▶ _Directions for this task_: Where a line below holds the string "color", copy that line.

▶ _Material for the task_:

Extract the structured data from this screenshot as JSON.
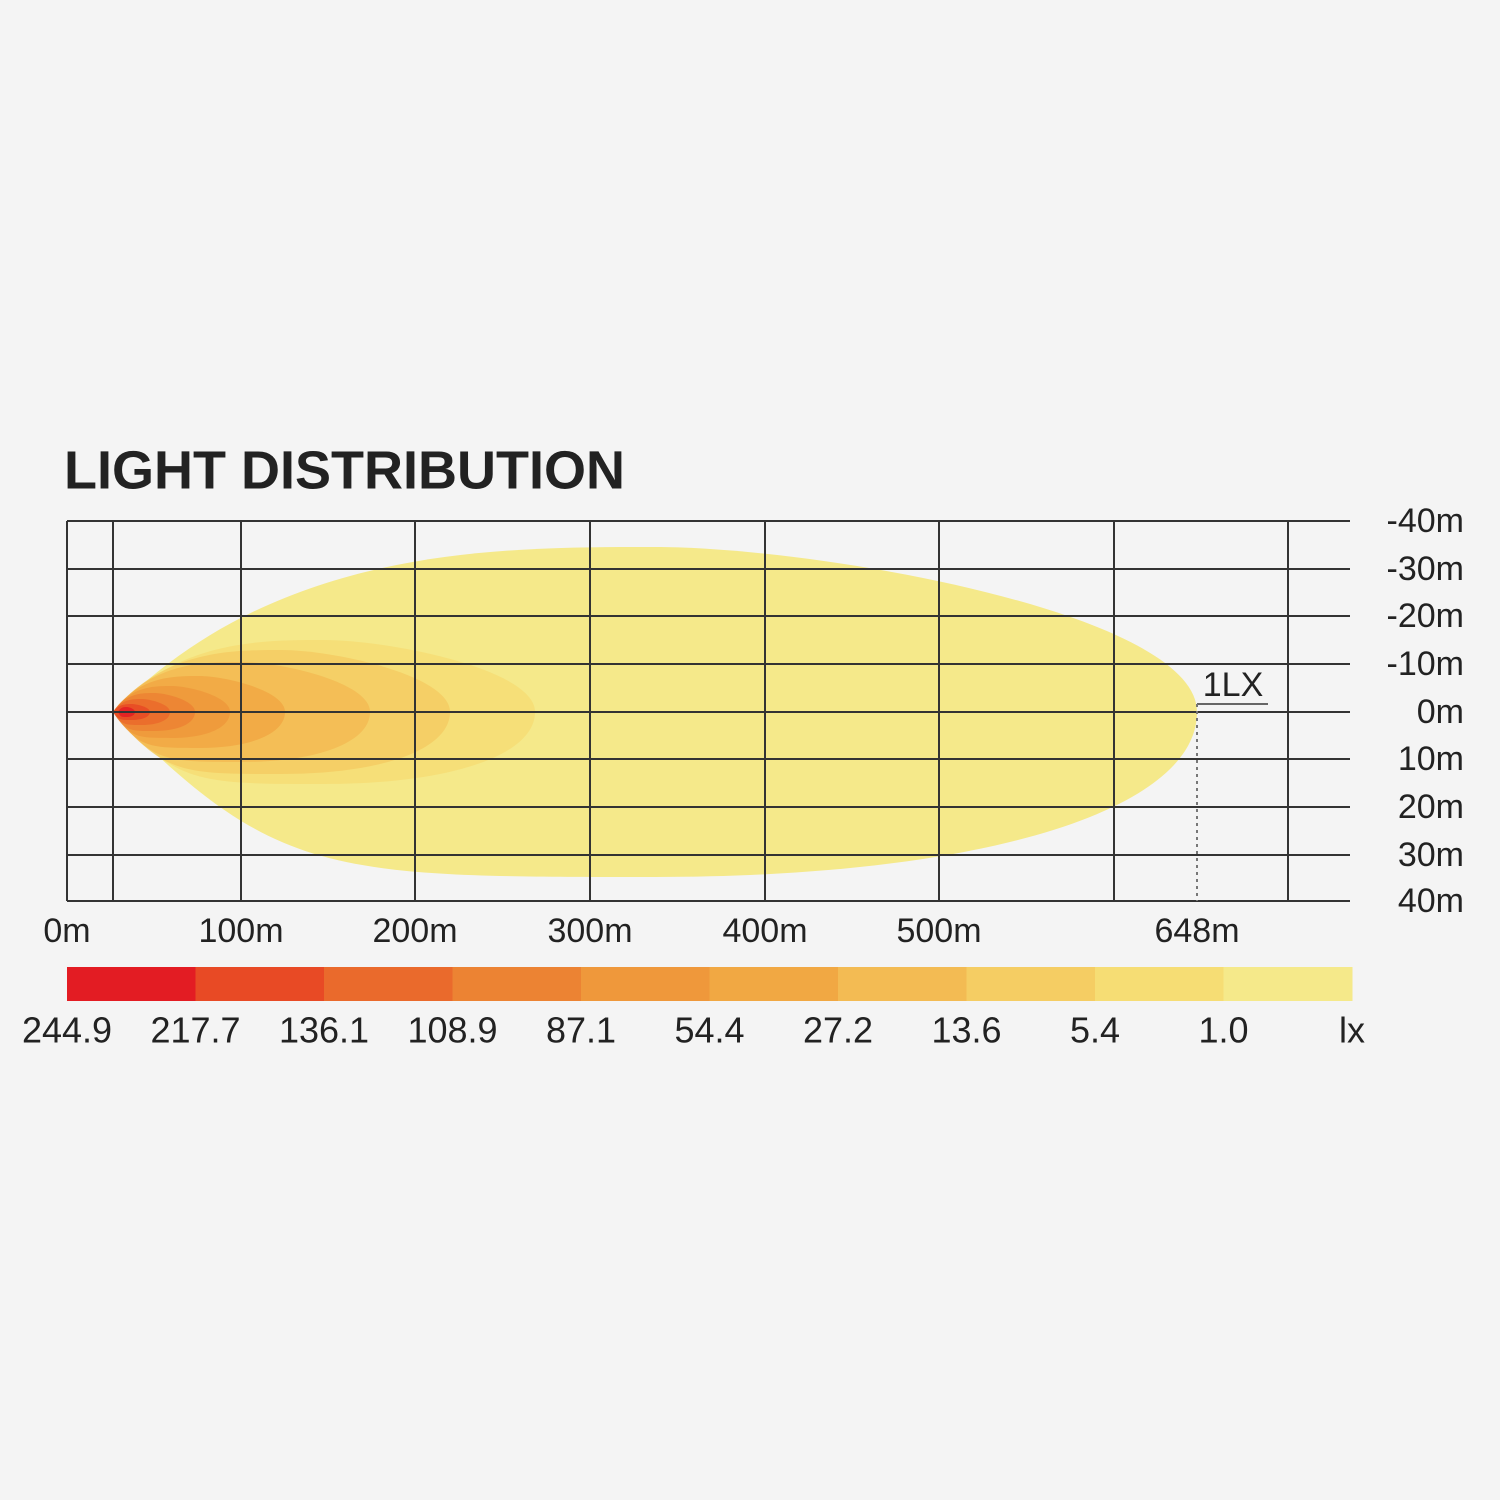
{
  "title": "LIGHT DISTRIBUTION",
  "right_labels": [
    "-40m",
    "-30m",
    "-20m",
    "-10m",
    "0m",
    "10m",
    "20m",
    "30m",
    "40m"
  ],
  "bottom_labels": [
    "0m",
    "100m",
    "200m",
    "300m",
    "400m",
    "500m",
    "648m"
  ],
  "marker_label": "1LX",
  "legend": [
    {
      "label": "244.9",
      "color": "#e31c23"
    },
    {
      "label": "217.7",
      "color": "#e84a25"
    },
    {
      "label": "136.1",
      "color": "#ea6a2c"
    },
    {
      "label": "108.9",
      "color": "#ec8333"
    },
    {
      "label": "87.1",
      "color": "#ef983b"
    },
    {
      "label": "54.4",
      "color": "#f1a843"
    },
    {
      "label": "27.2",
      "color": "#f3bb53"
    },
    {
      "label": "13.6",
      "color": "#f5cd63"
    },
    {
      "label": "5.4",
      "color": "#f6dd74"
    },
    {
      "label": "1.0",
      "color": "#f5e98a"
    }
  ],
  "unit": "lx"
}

▶ _Solution to this exercise_:
      "color": "#e31c23"
      "color": "#e84a25"
      "color": "#ea6a2c"
      "color": "#ec8333"
      "color": "#ef983b"
      "color": "#f1a843"
      "color": "#f3bb53"
      "color": "#f5cd63"
      "color": "#f6dd74"
      "color": "#f5e98a"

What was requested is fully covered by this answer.